RECORDS FOR PROCESSING.

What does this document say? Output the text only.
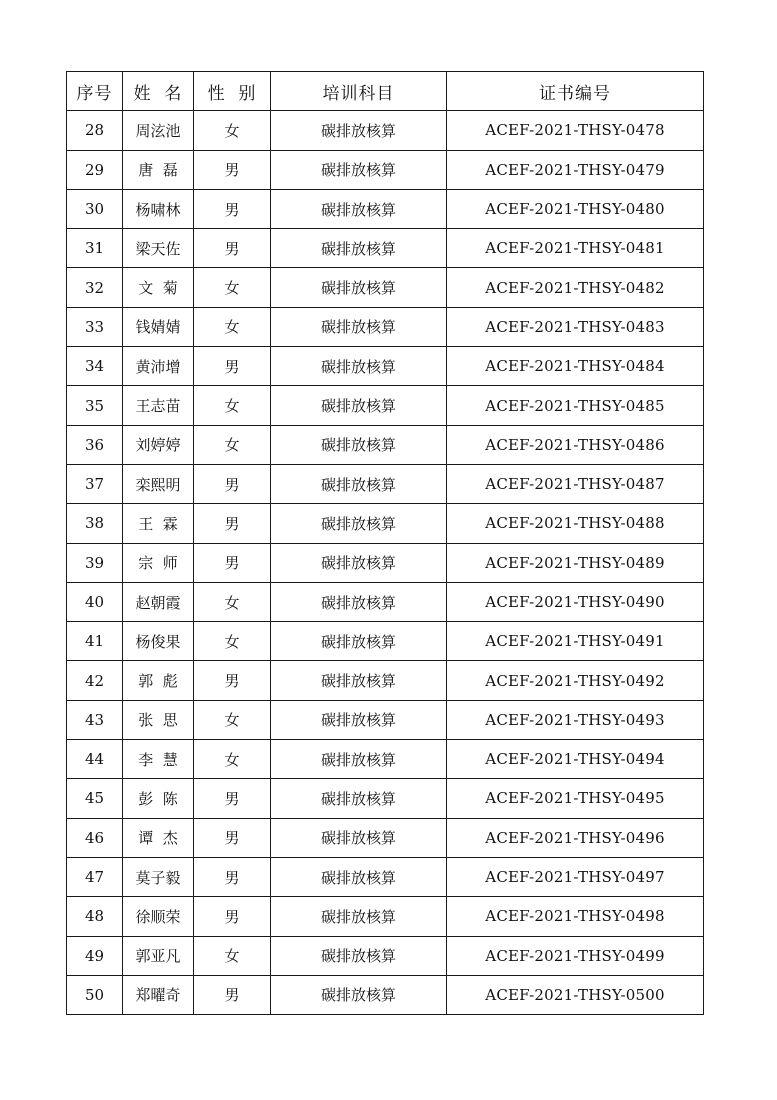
序号	姓  名	性  别	培训科目	证书编号
28	周泫池	女	碳排放核算	ACEF-2021-THSY-0478
29	唐  磊	男	碳排放核算	ACEF-2021-THSY-0479
30	杨啸林	男	碳排放核算	ACEF-2021-THSY-0480
31	梁天佐	男	碳排放核算	ACEF-2021-THSY-0481
32	文  菊	女	碳排放核算	ACEF-2021-THSY-0482
33	钱婧婧	女	碳排放核算	ACEF-2021-THSY-0483
34	黄沛增	男	碳排放核算	ACEF-2021-THSY-0484
35	王志苗	女	碳排放核算	ACEF-2021-THSY-0485
36	刘婷婷	女	碳排放核算	ACEF-2021-THSY-0486
37	栾熙明	男	碳排放核算	ACEF-2021-THSY-0487
38	王  霖	男	碳排放核算	ACEF-2021-THSY-0488
39	宗  师	男	碳排放核算	ACEF-2021-THSY-0489
40	赵朝霞	女	碳排放核算	ACEF-2021-THSY-0490
41	杨俊果	女	碳排放核算	ACEF-2021-THSY-0491
42	郭  彪	男	碳排放核算	ACEF-2021-THSY-0492
43	张  思	女	碳排放核算	ACEF-2021-THSY-0493
44	李  慧	女	碳排放核算	ACEF-2021-THSY-0494
45	彭  陈	男	碳排放核算	ACEF-2021-THSY-0495
46	谭  杰	男	碳排放核算	ACEF-2021-THSY-0496
47	莫子毅	男	碳排放核算	ACEF-2021-THSY-0497
48	徐顺荣	男	碳排放核算	ACEF-2021-THSY-0498
49	郭亚凡	女	碳排放核算	ACEF-2021-THSY-0499
50	郑曜奇	男	碳排放核算	ACEF-2021-THSY-0500
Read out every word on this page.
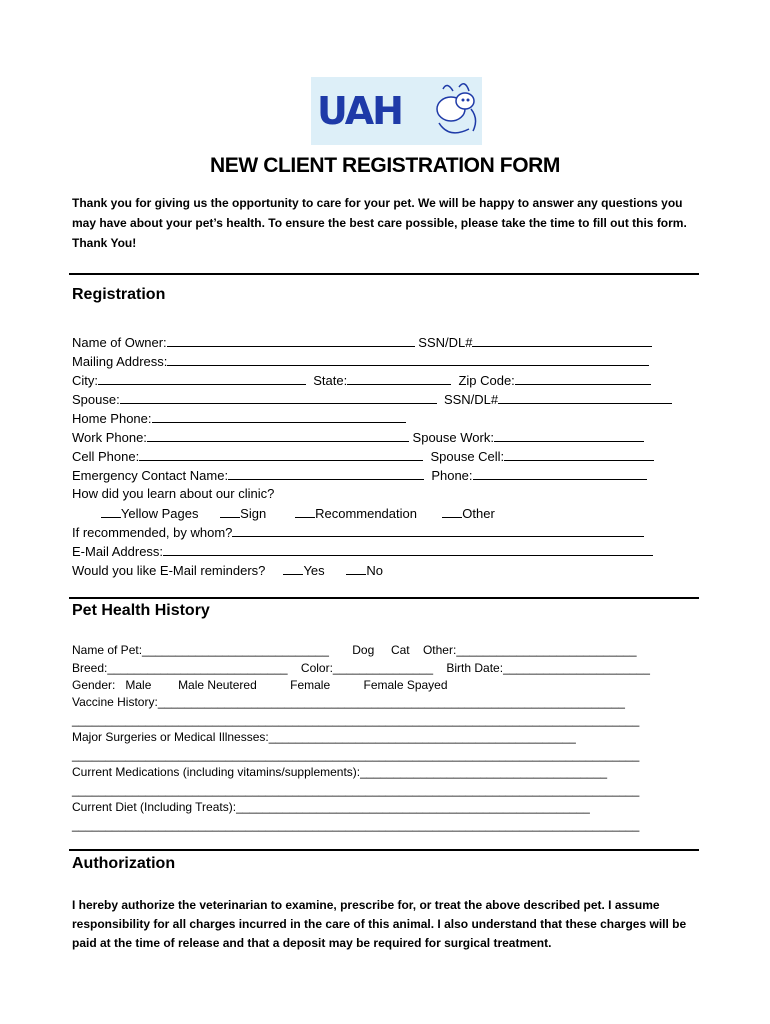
UAH
NEW CLIENT REGISTRATION FORM
Thank you for giving us the opportunity to care for your pet. We will be happy to answer any questions you may have about your pet’s health. To ensure the best care possible, please take the time to fill out this form. Thank You!
Registration
Name of Owner:	SSN/DL#
Mailing Address:
City:	State:	Zip Code:
Spouse:	SSN/DL#
Home Phone:
Work Phone:	Spouse Work:
Cell Phone:	Spouse Cell:
Emergency Contact Name:	Phone:
How did you learn about our clinic?
Yellow Pages	Sign	Recommendation	Other
If recommended, by whom?
E-Mail Address:
Would you like E-Mail reminders?	Yes	No
Pet Health History
Name of Pet:____________________________ Dog Cat Other:___________________________
Breed:___________________________ Color:_______________ Birth Date:______________________
Gender: Male Male Neutered	Female	Female Spayed
Vaccine History:______________________________________________________________________
_____________________________________________________________________________________
Major Surgeries or Medical Illnesses:______________________________________________
_____________________________________________________________________________________
Current Medications (including vitamins/supplements):_____________________________________
_____________________________________________________________________________________
Current Diet (Including Treats):_____________________________________________________
_____________________________________________________________________________________
Authorization
I hereby authorize the veterinarian to examine, prescribe for, or treat the above described pet. I assume responsibility for all charges incurred in the care of this animal. I also understand that these charges will be paid at the time of release and that a deposit may be required for surgical treatment.
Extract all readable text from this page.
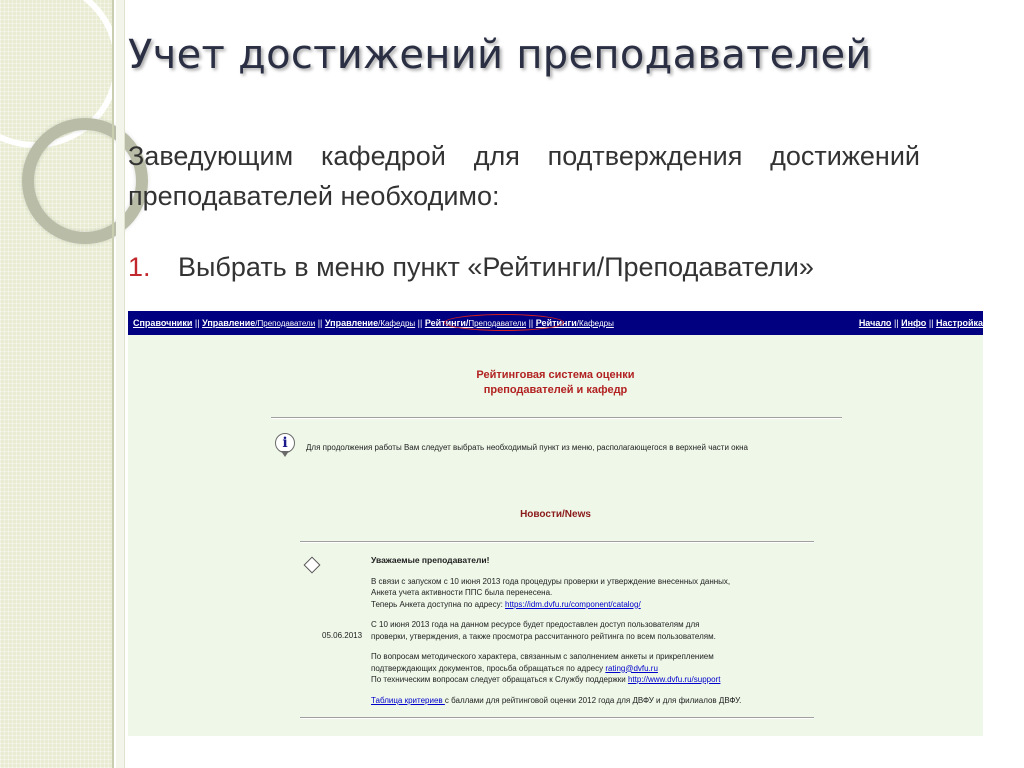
Учет достижений преподавателей

Заведующим кафедрой для подтверждения достижений преподавателей необходимо:

1. Выбрать в меню пункт «Рейтинги/Преподаватели»

Справочники || Управление/Преподаватели || Управление/Кафедры || Рейтинги/Преподаватели || Рейтинги/Кафедры	Начало || Инфо || Настройка
Рейтинговая система оценки
преподавателей и кафедр
i	Для продолжения работы Вам следует выбрать необходимый пункт из меню, располагающегося в верхней части окна
Новости/News
05.06.2013

Уважаемые преподаватели!

В связи с запуском с 10 июня 2013 года процедуры проверки и утверждение внесенных данных,
Анкета учета активности ППС была перенесена.
Теперь Анкета доступна по адресу: https://idm.dvfu.ru/component/catalog/

С 10 июня 2013 года на данном ресурсе будет предоставлен доступ пользователям для
проверки, утверждения, а также просмотра рассчитанного рейтинга по всем пользователям.

По вопросам методического характера, связанным с заполнением анкеты и прикреплением
подтверждающих документов, просьба обращаться по адресу rating@dvfu.ru
По техническим вопросам следует обращаться к Службу поддержки http://www.dvfu.ru/support

Таблица критериев с баллами для рейтинговой оценки 2012 года для ДВФУ и для филиалов ДВФУ.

EXERCISE GOAL. From the records above, copy every line that holds the word "Анкета".

SOLUTION TO THE EXERCISE.
Анкета учета активности ППС была перенесена.
Теперь Анкета доступна по адресу: https://idm.dvfu.ru/component/catalog/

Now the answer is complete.